▸ Problem to solve
Copy each line below that contains "Read".

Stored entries
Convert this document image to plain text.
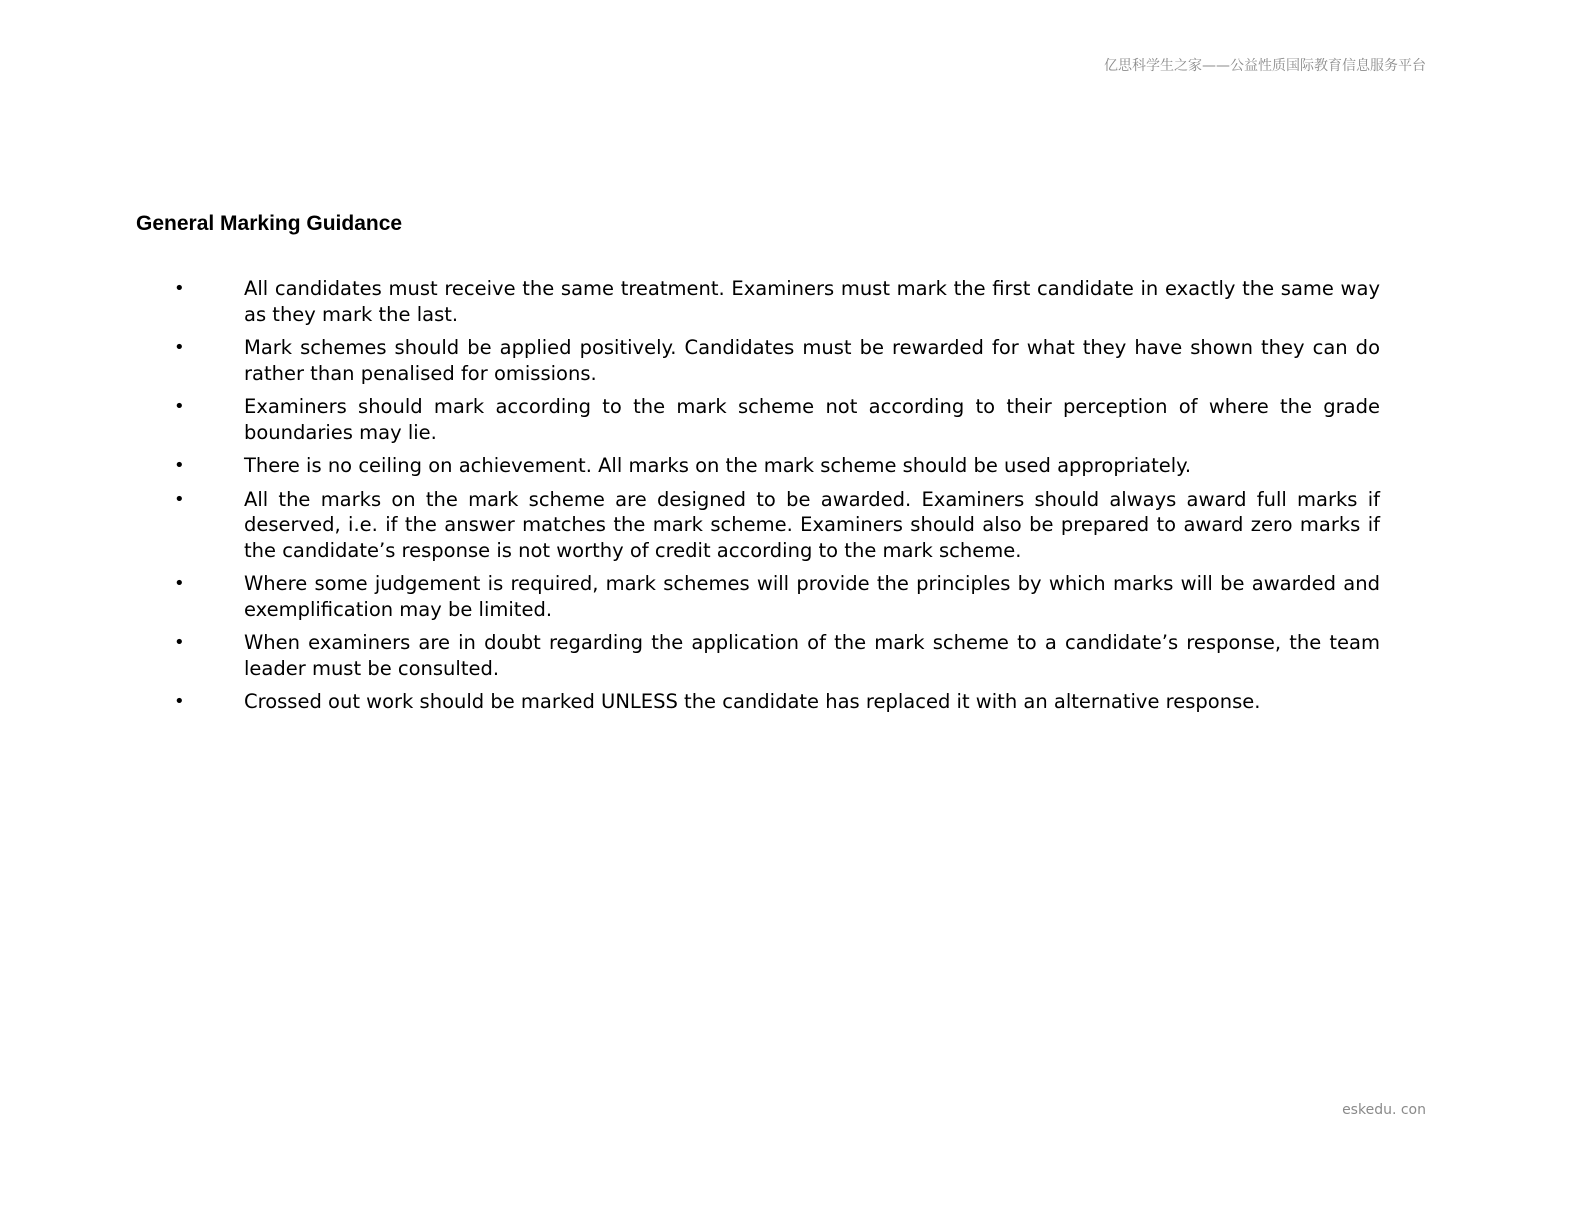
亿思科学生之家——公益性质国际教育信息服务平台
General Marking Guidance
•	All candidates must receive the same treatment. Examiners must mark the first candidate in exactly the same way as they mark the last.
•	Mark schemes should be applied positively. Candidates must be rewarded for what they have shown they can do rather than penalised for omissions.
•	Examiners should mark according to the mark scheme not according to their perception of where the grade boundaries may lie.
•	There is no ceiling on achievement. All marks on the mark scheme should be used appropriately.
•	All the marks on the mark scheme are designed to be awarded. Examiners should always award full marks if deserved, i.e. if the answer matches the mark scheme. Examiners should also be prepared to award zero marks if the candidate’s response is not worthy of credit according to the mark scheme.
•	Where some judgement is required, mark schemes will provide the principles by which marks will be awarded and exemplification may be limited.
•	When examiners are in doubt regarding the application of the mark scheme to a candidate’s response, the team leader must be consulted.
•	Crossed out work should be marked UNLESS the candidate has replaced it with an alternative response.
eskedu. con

* * *

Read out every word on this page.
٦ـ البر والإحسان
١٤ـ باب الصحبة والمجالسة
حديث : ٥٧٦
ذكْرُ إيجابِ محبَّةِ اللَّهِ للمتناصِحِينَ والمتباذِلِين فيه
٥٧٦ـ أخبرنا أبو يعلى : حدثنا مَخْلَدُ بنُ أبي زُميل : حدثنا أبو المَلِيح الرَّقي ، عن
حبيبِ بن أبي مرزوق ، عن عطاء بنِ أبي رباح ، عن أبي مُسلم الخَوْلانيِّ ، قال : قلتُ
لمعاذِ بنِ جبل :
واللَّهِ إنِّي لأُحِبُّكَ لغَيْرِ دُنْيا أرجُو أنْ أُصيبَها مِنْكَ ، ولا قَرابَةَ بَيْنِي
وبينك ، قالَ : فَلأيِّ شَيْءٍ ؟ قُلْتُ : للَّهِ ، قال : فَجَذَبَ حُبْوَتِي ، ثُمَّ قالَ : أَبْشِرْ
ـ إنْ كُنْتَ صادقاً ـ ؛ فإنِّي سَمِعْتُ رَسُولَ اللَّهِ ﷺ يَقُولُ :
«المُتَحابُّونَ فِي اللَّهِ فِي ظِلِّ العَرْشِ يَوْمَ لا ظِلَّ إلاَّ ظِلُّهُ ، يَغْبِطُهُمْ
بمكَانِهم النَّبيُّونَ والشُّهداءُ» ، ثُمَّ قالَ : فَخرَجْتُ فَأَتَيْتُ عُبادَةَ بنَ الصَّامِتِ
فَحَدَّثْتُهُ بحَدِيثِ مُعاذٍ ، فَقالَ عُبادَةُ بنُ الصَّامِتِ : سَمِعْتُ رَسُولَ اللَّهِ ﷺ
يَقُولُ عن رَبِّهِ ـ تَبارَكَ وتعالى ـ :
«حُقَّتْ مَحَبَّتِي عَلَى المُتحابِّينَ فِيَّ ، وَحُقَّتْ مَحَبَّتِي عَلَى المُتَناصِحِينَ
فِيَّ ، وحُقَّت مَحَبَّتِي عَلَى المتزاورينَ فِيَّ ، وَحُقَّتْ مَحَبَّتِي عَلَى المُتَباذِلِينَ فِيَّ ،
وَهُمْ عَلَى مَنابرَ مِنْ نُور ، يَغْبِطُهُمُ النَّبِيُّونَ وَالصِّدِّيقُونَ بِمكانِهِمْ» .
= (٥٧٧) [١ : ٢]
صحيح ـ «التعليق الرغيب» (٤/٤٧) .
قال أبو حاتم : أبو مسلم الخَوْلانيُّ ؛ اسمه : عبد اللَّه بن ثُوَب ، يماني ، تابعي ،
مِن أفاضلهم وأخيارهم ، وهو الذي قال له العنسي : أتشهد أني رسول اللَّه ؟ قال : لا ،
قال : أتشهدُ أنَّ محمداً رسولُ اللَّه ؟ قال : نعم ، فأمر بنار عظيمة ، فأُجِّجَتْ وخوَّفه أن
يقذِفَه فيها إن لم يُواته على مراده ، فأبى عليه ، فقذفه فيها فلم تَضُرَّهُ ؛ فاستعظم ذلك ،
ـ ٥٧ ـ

* * *

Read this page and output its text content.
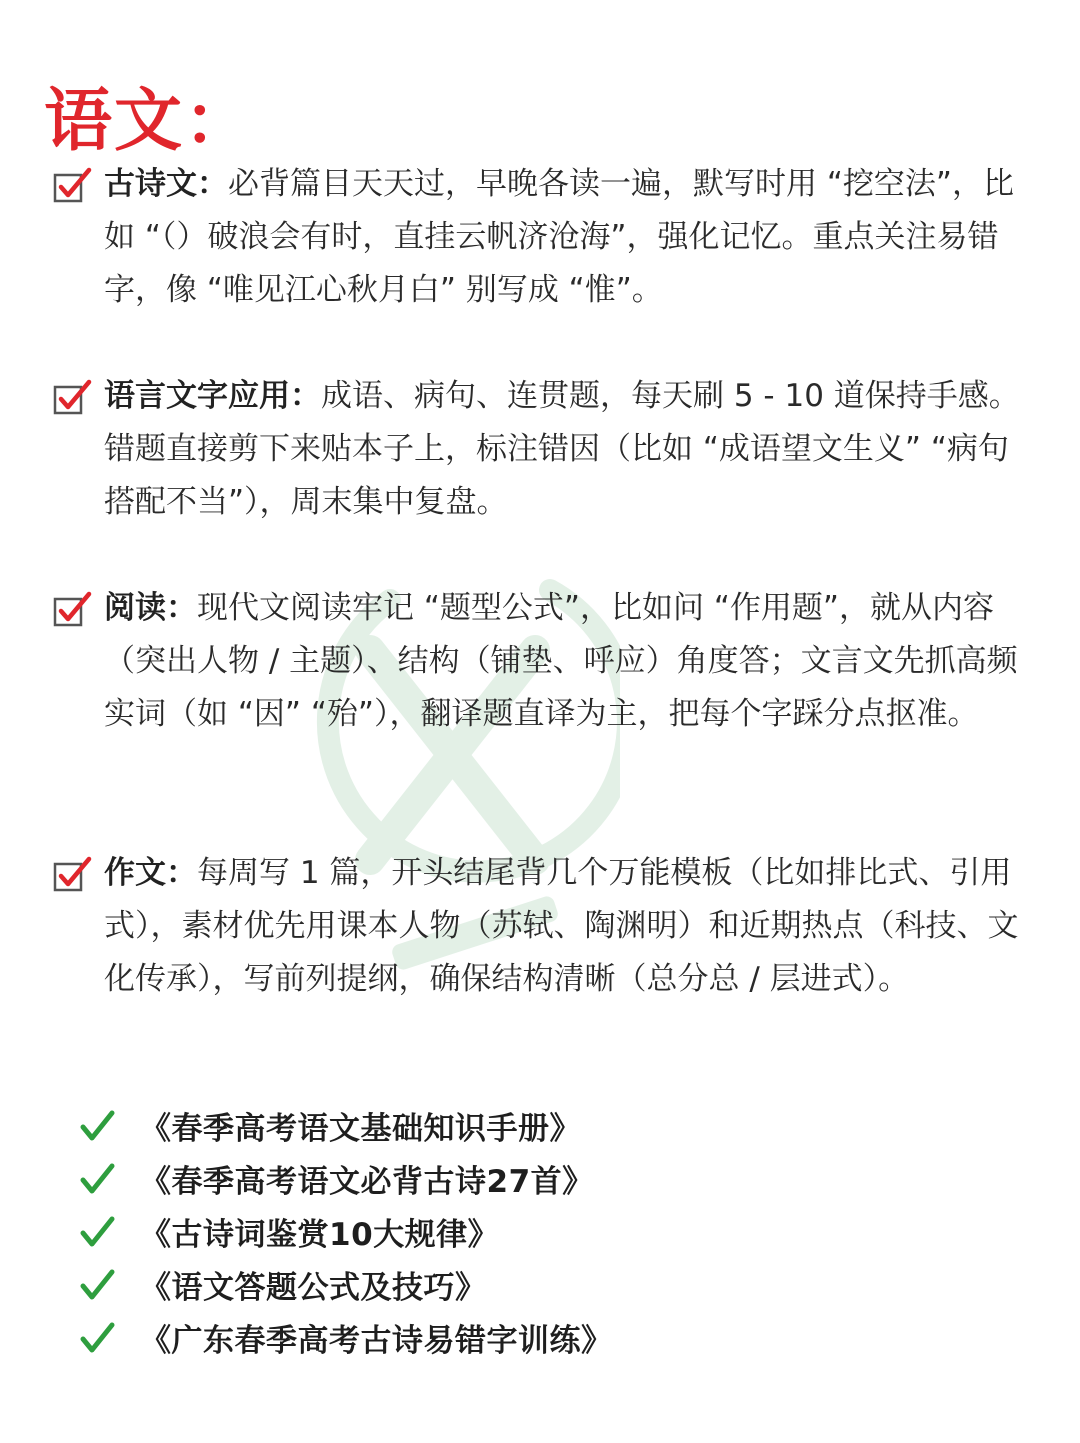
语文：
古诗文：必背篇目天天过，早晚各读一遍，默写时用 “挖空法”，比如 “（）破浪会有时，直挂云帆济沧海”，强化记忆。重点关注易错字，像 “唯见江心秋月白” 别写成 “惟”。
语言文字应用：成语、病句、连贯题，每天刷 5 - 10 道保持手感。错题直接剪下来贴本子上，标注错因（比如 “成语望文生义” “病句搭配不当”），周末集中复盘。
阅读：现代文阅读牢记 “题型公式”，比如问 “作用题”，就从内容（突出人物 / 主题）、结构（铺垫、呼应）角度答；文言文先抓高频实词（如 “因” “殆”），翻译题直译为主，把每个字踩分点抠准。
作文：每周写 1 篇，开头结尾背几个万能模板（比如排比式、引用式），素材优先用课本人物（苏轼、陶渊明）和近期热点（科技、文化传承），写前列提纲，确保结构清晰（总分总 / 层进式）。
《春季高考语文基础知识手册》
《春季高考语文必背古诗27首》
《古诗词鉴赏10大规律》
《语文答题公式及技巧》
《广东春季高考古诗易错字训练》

▸ Result below
Read out every word on this page.
Read this page and output its text content.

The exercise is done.